### What is needed
Replace every "participant-chip" in the records below with "member-chip" and leave everything else as it is.

### Given data
· · · · · · ·

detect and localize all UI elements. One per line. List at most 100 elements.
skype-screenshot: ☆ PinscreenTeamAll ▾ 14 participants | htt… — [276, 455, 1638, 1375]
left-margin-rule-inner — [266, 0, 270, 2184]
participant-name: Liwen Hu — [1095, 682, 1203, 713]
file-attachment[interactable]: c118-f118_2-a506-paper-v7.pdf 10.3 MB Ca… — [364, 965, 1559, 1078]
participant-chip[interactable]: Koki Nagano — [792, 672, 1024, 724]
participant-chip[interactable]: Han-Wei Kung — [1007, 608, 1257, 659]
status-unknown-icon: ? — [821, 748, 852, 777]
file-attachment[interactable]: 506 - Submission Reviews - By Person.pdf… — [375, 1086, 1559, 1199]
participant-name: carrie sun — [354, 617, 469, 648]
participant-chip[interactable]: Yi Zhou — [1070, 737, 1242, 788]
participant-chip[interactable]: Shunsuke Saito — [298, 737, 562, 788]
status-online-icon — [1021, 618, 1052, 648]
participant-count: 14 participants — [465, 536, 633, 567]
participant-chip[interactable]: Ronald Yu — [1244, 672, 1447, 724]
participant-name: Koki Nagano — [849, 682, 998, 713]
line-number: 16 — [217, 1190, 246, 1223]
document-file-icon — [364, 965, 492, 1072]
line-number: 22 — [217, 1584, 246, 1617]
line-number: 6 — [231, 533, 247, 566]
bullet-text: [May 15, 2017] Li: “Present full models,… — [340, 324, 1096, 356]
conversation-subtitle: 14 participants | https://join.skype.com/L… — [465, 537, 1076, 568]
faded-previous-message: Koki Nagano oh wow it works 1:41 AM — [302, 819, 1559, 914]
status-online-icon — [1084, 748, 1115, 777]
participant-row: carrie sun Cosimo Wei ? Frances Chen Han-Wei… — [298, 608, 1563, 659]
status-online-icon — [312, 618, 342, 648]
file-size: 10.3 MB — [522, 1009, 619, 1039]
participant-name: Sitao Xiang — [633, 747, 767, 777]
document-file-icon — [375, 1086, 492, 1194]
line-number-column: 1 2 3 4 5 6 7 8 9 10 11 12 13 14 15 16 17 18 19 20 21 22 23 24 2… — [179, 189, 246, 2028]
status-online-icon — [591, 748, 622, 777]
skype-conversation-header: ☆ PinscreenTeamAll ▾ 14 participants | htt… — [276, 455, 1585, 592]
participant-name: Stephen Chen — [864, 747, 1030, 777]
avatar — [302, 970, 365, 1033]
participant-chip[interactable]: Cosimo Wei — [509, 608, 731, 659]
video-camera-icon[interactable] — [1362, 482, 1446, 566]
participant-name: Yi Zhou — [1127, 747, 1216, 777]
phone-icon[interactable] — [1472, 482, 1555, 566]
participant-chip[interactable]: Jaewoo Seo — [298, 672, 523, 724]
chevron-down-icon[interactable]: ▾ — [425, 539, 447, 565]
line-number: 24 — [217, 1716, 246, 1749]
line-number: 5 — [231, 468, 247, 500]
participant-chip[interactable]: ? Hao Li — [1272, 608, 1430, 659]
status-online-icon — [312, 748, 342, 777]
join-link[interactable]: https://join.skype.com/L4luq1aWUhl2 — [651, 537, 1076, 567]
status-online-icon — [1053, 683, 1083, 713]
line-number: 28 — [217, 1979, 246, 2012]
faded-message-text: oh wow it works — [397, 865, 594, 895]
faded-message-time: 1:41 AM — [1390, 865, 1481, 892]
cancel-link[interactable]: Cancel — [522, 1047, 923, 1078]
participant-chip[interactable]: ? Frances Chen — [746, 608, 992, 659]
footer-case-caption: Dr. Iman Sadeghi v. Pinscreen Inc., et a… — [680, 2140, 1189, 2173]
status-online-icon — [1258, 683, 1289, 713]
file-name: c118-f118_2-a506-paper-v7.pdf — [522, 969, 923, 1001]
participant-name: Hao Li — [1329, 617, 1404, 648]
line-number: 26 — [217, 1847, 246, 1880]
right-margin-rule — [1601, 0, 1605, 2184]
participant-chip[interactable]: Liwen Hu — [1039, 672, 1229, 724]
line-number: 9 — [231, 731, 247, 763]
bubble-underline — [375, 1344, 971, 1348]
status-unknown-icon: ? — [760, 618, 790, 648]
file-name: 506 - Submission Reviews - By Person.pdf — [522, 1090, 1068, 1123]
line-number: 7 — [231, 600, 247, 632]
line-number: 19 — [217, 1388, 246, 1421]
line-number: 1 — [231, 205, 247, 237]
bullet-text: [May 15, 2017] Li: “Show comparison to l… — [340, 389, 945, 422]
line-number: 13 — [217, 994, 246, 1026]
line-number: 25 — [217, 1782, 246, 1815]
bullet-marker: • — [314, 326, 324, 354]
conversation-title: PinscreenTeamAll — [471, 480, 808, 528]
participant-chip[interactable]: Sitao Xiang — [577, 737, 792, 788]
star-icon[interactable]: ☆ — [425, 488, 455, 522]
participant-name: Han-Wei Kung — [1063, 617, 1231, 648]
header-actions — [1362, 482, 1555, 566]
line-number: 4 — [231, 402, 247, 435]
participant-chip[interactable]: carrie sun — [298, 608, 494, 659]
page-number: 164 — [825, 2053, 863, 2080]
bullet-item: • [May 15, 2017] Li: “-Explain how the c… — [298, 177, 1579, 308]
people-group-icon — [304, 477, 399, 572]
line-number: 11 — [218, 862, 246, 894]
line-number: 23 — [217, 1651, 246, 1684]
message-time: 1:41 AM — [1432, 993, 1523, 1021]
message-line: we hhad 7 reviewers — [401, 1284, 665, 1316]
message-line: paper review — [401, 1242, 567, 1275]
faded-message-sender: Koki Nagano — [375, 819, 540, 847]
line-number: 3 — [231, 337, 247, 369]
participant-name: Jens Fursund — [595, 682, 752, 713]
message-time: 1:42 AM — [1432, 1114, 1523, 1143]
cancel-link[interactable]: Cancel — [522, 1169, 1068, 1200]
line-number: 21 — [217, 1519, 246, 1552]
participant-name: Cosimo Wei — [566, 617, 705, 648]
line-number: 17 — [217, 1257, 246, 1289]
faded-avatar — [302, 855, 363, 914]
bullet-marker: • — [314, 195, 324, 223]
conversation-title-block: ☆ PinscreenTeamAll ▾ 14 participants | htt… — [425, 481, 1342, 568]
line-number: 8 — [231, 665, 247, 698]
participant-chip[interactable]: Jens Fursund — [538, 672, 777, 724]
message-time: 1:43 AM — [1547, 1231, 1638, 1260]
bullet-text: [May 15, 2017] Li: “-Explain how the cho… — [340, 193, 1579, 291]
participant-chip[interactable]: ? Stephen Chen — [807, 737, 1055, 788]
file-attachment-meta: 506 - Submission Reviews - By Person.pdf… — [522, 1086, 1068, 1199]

· · · · · · ·

### Final result
detect and localize all UI elements. One per line. List at most 100 elements.
skype-screenshot: ☆ PinscreenTeamAll ▾ 14 participants | htt… — [276, 455, 1638, 1375]
left-margin-rule-inner — [266, 0, 270, 2184]
participant-name: Liwen Hu — [1095, 682, 1203, 713]
file-attachment[interactable]: c118-f118_2-a506-paper-v7.pdf 10.3 MB Ca… — [364, 965, 1559, 1078]
member-chip[interactable]: Koki Nagano — [792, 672, 1024, 724]
member-chip[interactable]: Han-Wei Kung — [1007, 608, 1257, 659]
status-unknown-icon: ? — [821, 748, 852, 777]
file-attachment[interactable]: 506 - Submission Reviews - By Person.pdf… — [375, 1086, 1559, 1199]
participant-name: carrie sun — [354, 617, 469, 648]
member-chip[interactable]: Yi Zhou — [1070, 737, 1242, 788]
member-chip[interactable]: Shunsuke Saito — [298, 737, 562, 788]
status-online-icon — [1021, 618, 1052, 648]
participant-count: 14 participants — [465, 536, 633, 567]
member-chip[interactable]: Ronald Yu — [1244, 672, 1447, 724]
participant-name: Koki Nagano — [849, 682, 998, 713]
line-number: 16 — [217, 1190, 246, 1223]
document-file-icon — [364, 965, 492, 1072]
line-number: 22 — [217, 1584, 246, 1617]
line-number: 6 — [231, 533, 247, 566]
bullet-text: [May 15, 2017] Li: “Present full models,… — [340, 324, 1096, 356]
conversation-subtitle: 14 participants | https://join.skype.com/L… — [465, 537, 1076, 568]
faded-previous-message: Koki Nagano oh wow it works 1:41 AM — [302, 819, 1559, 914]
status-online-icon — [1084, 748, 1115, 777]
participant-row: carrie sun Cosimo Wei ? Frances Chen Han-Wei… — [298, 608, 1563, 659]
status-online-icon — [312, 618, 342, 648]
file-size: 10.3 MB — [522, 1009, 619, 1039]
participant-name: Sitao Xiang — [633, 747, 767, 777]
document-file-icon — [375, 1086, 492, 1194]
line-number-column: 1 2 3 4 5 6 7 8 9 10 11 12 13 14 15 16 17 18 19 20 21 22 23 24 2… — [179, 189, 246, 2028]
status-online-icon — [591, 748, 622, 777]
skype-conversation-header: ☆ PinscreenTeamAll ▾ 14 participants | htt… — [276, 455, 1585, 592]
participant-name: Stephen Chen — [864, 747, 1030, 777]
avatar — [302, 970, 365, 1033]
member-chip[interactable]: Cosimo Wei — [509, 608, 731, 659]
video-camera-icon[interactable] — [1362, 482, 1446, 566]
participant-name: Yi Zhou — [1127, 747, 1216, 777]
phone-icon[interactable] — [1472, 482, 1555, 566]
member-chip[interactable]: Jaewoo Seo — [298, 672, 523, 724]
chevron-down-icon[interactable]: ▾ — [425, 539, 447, 565]
line-number: 24 — [217, 1716, 246, 1749]
line-number: 5 — [231, 468, 247, 500]
member-chip[interactable]: ? Hao Li — [1272, 608, 1430, 659]
status-online-icon — [312, 748, 342, 777]
join-link[interactable]: https://join.skype.com/L4luq1aWUhl2 — [651, 537, 1076, 567]
status-online-icon — [1053, 683, 1083, 713]
line-number: 28 — [217, 1979, 246, 2012]
faded-message-text: oh wow it works — [397, 865, 594, 895]
faded-message-time: 1:41 AM — [1390, 865, 1481, 892]
cancel-link[interactable]: Cancel — [522, 1047, 923, 1078]
member-chip[interactable]: ? Frances Chen — [746, 608, 992, 659]
footer-case-caption: Dr. Iman Sadeghi v. Pinscreen Inc., et a… — [680, 2140, 1189, 2173]
status-online-icon — [1258, 683, 1289, 713]
file-name: c118-f118_2-a506-paper-v7.pdf — [522, 969, 923, 1001]
participant-name: Hao Li — [1329, 617, 1404, 648]
line-number: 26 — [217, 1847, 246, 1880]
right-margin-rule — [1601, 0, 1605, 2184]
member-chip[interactable]: Liwen Hu — [1039, 672, 1229, 724]
line-number: 9 — [231, 731, 247, 763]
bubble-underline — [375, 1344, 971, 1348]
status-unknown-icon: ? — [760, 618, 790, 648]
file-name: 506 - Submission Reviews - By Person.pdf — [522, 1090, 1068, 1123]
line-number: 7 — [231, 600, 247, 632]
line-number: 19 — [217, 1388, 246, 1421]
line-number: 1 — [231, 205, 247, 237]
bullet-text: [May 15, 2017] Li: “Show comparison to l… — [340, 389, 945, 422]
line-number: 13 — [217, 994, 246, 1026]
line-number: 25 — [217, 1782, 246, 1815]
bullet-marker: • — [314, 326, 324, 354]
conversation-title: PinscreenTeamAll — [471, 480, 808, 528]
member-chip[interactable]: Sitao Xiang — [577, 737, 792, 788]
star-icon[interactable]: ☆ — [425, 488, 455, 522]
participant-name: Han-Wei Kung — [1063, 617, 1231, 648]
header-actions — [1362, 482, 1555, 566]
line-number: 4 — [231, 402, 247, 435]
member-chip[interactable]: carrie sun — [298, 608, 494, 659]
page-number: 164 — [825, 2053, 863, 2080]
bullet-item: • [May 15, 2017] Li: “-Explain how the c… — [298, 177, 1579, 308]
people-group-icon — [304, 477, 399, 572]
line-number: 11 — [218, 862, 246, 894]
line-number: 23 — [217, 1651, 246, 1684]
message-time: 1:41 AM — [1432, 993, 1523, 1021]
message-line: we hhad 7 reviewers — [401, 1284, 665, 1316]
message-line: paper review — [401, 1242, 567, 1275]
faded-message-sender: Koki Nagano — [375, 819, 540, 847]
line-number: 3 — [231, 337, 247, 369]
participant-name: Jens Fursund — [595, 682, 752, 713]
message-time: 1:42 AM — [1432, 1114, 1523, 1143]
cancel-link[interactable]: Cancel — [522, 1169, 1068, 1200]
line-number: 21 — [217, 1519, 246, 1552]
participant-name: Cosimo Wei — [566, 617, 705, 648]
line-number: 17 — [217, 1257, 246, 1289]
faded-avatar — [302, 855, 363, 914]
bullet-marker: • — [314, 195, 324, 223]
conversation-title-block: ☆ PinscreenTeamAll ▾ 14 participants | htt… — [425, 481, 1342, 568]
line-number: 8 — [231, 665, 247, 698]
member-chip[interactable]: Jens Fursund — [538, 672, 777, 724]
message-time: 1:43 AM — [1547, 1231, 1638, 1260]
bullet-text: [May 15, 2017] Li: “-Explain how the cho… — [340, 193, 1579, 291]
member-chip[interactable]: ? Stephen Chen — [807, 737, 1055, 788]
file-attachment-meta: 506 - Submission Reviews - By Person.pdf… — [522, 1086, 1068, 1199]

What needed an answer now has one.